DATA SUPPLIED start

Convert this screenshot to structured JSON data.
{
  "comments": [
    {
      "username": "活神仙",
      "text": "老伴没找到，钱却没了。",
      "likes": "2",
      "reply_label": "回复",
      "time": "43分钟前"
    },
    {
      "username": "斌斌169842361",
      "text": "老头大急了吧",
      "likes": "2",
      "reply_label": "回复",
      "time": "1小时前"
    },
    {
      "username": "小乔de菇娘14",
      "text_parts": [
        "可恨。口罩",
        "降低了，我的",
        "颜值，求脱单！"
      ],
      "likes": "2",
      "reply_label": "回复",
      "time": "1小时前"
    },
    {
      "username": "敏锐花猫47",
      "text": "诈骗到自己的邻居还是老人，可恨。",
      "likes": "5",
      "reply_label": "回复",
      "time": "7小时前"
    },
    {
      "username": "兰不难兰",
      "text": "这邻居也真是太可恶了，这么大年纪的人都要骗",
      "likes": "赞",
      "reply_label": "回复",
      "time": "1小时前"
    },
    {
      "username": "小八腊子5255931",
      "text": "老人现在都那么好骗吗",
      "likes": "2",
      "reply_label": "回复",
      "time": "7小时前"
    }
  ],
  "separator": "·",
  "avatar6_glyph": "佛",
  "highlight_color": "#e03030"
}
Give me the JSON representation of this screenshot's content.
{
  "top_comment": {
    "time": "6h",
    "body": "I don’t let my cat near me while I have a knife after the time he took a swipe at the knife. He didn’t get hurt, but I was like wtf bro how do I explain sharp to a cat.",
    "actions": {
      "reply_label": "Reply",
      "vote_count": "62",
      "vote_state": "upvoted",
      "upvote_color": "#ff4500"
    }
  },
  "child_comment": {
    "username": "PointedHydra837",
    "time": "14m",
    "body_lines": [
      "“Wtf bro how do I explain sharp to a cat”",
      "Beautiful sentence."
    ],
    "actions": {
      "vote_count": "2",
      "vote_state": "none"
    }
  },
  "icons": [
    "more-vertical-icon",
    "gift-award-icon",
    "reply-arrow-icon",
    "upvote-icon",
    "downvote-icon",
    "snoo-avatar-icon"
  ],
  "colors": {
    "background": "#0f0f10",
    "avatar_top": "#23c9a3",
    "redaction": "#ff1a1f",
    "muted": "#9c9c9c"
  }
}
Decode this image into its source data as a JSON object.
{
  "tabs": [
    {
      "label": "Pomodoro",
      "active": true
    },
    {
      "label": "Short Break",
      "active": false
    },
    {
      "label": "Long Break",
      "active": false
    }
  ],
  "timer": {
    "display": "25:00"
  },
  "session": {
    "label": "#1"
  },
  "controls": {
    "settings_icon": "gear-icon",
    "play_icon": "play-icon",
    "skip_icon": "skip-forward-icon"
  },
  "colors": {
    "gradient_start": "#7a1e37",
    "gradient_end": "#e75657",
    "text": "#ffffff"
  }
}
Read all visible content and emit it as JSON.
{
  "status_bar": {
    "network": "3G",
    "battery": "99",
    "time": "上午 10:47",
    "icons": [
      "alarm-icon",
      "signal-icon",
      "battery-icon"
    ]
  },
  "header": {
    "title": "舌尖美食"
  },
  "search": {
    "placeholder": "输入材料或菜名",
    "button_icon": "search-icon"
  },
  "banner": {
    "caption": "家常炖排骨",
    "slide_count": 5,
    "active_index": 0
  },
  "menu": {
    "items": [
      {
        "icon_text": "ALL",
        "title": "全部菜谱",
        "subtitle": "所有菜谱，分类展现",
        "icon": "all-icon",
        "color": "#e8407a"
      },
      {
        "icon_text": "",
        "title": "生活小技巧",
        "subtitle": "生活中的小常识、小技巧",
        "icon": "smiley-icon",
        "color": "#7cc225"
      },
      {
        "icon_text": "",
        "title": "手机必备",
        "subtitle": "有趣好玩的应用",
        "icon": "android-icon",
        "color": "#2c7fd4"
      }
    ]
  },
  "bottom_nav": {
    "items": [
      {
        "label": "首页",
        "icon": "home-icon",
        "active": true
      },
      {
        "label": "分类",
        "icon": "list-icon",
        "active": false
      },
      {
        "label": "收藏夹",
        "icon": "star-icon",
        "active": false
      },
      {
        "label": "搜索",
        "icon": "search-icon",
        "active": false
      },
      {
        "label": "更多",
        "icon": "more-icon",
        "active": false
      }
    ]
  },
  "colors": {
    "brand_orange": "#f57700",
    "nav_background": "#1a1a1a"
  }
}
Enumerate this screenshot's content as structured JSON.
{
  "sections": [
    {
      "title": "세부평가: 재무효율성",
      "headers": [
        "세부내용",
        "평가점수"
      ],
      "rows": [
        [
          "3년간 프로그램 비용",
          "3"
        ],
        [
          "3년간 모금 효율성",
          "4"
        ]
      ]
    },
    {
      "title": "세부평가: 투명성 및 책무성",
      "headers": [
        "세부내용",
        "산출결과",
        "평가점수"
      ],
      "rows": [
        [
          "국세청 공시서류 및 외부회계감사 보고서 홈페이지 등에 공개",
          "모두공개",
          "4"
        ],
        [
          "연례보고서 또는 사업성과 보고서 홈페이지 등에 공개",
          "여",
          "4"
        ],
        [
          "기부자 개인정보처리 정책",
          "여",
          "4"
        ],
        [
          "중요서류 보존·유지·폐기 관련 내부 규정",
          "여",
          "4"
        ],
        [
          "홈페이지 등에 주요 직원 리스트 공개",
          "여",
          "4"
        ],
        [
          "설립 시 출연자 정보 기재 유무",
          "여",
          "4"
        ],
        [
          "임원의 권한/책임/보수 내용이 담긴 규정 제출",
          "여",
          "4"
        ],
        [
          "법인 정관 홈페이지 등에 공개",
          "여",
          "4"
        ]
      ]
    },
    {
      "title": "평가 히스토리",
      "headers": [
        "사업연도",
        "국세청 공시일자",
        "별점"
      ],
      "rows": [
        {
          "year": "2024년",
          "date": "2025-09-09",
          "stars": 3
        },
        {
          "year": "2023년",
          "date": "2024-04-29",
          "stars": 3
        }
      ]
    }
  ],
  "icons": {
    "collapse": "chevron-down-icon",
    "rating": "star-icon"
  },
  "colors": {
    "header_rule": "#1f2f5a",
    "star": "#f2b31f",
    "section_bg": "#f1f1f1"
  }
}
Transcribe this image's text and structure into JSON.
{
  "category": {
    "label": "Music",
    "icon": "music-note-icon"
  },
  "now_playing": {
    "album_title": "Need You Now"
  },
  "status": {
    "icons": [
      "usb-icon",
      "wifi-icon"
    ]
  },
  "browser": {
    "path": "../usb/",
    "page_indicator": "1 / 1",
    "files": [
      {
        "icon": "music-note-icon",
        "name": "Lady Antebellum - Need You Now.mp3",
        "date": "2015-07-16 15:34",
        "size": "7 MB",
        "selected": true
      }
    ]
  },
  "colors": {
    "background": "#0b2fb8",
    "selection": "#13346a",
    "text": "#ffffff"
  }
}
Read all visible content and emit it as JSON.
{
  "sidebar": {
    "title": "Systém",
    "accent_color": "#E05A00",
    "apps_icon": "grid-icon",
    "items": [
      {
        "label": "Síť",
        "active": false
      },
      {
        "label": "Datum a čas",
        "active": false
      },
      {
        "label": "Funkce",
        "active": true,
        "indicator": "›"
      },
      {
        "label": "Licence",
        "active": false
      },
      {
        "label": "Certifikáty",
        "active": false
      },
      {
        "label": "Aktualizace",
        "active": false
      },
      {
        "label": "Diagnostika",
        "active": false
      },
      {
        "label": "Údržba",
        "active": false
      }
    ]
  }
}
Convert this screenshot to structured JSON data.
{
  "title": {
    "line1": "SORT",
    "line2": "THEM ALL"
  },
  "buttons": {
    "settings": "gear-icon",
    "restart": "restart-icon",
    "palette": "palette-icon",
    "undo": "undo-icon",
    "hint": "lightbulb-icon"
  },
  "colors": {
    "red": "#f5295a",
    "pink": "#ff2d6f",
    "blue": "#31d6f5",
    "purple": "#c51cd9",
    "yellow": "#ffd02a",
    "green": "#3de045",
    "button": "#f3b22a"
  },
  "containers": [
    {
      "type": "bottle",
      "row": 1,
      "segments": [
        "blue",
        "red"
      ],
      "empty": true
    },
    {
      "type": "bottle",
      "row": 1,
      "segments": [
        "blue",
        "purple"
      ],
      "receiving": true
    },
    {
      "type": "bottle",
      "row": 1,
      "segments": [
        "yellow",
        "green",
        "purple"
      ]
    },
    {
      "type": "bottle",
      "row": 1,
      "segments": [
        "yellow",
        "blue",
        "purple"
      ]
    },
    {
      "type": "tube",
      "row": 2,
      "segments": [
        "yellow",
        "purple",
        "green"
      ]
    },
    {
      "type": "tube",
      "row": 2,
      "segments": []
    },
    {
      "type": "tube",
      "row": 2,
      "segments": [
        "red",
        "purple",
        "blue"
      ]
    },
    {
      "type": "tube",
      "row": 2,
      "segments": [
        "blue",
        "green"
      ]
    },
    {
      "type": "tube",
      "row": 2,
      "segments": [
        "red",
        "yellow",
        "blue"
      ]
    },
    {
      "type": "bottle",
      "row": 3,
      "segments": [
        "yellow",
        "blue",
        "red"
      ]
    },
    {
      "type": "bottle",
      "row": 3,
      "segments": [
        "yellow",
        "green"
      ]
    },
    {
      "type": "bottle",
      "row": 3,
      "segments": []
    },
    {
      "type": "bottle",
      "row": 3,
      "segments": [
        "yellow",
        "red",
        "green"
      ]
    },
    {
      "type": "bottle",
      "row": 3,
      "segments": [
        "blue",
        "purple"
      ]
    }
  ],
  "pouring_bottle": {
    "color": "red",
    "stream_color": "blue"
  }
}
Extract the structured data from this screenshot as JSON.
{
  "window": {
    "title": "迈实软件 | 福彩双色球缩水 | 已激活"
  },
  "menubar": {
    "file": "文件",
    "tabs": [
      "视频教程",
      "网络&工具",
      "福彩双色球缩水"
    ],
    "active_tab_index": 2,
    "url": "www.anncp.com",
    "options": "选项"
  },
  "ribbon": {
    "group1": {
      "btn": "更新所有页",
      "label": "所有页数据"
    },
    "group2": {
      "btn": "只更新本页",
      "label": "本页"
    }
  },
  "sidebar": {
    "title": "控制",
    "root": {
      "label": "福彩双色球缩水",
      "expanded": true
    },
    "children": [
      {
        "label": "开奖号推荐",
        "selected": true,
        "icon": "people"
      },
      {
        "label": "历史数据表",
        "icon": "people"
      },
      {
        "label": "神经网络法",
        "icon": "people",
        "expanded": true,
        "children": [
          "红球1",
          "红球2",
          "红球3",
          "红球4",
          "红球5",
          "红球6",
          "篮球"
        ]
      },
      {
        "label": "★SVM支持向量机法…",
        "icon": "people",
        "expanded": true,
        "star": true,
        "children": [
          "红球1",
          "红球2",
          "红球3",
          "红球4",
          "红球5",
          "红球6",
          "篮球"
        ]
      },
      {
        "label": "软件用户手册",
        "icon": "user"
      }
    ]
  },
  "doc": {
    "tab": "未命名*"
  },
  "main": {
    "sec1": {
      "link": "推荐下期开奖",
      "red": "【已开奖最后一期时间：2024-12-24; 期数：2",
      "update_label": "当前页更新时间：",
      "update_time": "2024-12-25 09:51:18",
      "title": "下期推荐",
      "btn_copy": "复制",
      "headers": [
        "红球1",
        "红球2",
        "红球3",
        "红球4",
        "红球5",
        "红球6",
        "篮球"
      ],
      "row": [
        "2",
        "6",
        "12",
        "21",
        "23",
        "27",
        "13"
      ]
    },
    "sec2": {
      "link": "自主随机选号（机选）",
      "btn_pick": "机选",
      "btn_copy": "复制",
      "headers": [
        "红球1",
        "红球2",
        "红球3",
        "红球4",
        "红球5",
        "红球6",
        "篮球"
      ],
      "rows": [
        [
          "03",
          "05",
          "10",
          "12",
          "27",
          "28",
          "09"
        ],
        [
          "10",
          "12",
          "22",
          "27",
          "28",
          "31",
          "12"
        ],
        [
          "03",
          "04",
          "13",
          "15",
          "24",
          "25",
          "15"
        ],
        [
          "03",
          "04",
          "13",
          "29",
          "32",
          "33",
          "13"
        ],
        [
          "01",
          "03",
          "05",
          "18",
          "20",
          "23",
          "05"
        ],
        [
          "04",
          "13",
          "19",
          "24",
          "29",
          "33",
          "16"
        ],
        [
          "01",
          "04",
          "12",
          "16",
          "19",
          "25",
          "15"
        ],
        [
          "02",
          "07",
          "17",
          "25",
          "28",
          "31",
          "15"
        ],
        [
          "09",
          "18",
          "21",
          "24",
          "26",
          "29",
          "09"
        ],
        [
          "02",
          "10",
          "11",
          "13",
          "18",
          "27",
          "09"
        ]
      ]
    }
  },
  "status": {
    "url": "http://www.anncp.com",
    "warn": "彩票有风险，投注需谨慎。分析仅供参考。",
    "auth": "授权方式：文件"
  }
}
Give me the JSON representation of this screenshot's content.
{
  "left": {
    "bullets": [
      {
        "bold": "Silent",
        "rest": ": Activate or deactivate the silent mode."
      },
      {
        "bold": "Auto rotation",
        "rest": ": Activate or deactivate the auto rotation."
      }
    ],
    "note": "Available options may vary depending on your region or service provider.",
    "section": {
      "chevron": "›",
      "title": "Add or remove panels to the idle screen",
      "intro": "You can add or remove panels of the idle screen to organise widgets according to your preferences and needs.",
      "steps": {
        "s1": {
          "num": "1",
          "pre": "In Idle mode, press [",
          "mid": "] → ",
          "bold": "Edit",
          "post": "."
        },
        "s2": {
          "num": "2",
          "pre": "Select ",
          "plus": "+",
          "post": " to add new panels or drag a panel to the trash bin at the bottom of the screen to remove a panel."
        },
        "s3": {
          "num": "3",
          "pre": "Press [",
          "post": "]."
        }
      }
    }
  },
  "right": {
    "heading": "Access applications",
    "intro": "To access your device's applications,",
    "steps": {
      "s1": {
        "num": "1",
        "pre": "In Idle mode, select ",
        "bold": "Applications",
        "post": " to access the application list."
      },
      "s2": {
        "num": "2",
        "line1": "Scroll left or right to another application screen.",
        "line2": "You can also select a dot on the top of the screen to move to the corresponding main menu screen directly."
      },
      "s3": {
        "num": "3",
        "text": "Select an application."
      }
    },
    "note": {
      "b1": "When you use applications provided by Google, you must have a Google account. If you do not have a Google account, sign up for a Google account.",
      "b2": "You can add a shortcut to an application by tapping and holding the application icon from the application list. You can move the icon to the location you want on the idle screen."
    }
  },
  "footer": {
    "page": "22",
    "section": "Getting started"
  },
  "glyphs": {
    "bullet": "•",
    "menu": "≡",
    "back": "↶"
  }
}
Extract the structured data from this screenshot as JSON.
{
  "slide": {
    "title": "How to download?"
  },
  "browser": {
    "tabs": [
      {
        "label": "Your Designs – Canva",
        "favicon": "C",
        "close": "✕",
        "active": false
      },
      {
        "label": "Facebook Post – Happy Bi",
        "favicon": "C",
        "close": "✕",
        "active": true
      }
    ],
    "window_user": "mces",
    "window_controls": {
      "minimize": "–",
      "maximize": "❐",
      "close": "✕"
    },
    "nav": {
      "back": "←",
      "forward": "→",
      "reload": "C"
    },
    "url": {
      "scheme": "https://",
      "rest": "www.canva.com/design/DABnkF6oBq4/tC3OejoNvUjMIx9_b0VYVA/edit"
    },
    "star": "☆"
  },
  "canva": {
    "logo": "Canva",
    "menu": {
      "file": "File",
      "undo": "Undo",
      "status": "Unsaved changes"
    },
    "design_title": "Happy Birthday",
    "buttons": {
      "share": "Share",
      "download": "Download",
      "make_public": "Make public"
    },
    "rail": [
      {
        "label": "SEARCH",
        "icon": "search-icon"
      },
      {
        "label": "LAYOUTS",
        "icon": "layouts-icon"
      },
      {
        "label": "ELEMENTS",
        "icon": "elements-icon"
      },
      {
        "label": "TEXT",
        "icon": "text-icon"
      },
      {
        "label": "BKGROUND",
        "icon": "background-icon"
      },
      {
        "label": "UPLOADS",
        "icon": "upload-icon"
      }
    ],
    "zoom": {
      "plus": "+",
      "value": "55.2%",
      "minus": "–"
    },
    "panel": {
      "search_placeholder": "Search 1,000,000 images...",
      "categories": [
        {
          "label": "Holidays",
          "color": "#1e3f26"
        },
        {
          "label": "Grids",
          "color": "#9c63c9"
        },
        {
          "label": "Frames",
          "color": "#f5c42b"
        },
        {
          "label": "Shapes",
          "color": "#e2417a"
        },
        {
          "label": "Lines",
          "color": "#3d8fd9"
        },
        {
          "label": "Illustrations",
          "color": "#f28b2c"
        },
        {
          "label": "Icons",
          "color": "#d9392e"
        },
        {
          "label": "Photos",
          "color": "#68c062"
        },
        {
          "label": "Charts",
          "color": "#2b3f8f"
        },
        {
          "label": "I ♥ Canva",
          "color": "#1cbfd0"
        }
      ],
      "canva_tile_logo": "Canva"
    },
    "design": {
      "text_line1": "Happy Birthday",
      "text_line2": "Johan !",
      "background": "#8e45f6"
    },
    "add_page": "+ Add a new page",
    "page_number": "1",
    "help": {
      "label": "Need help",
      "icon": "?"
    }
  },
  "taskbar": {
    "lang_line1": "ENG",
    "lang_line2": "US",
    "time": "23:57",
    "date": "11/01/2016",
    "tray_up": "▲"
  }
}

DATA SUPPLIED end

#### BRIEF:
Extract every line above containing the word "rotation".

#### EXPECTED ANSWER:
        "bold": "Auto rotation",
        "rest": ": Activate or deactivate the auto rotation."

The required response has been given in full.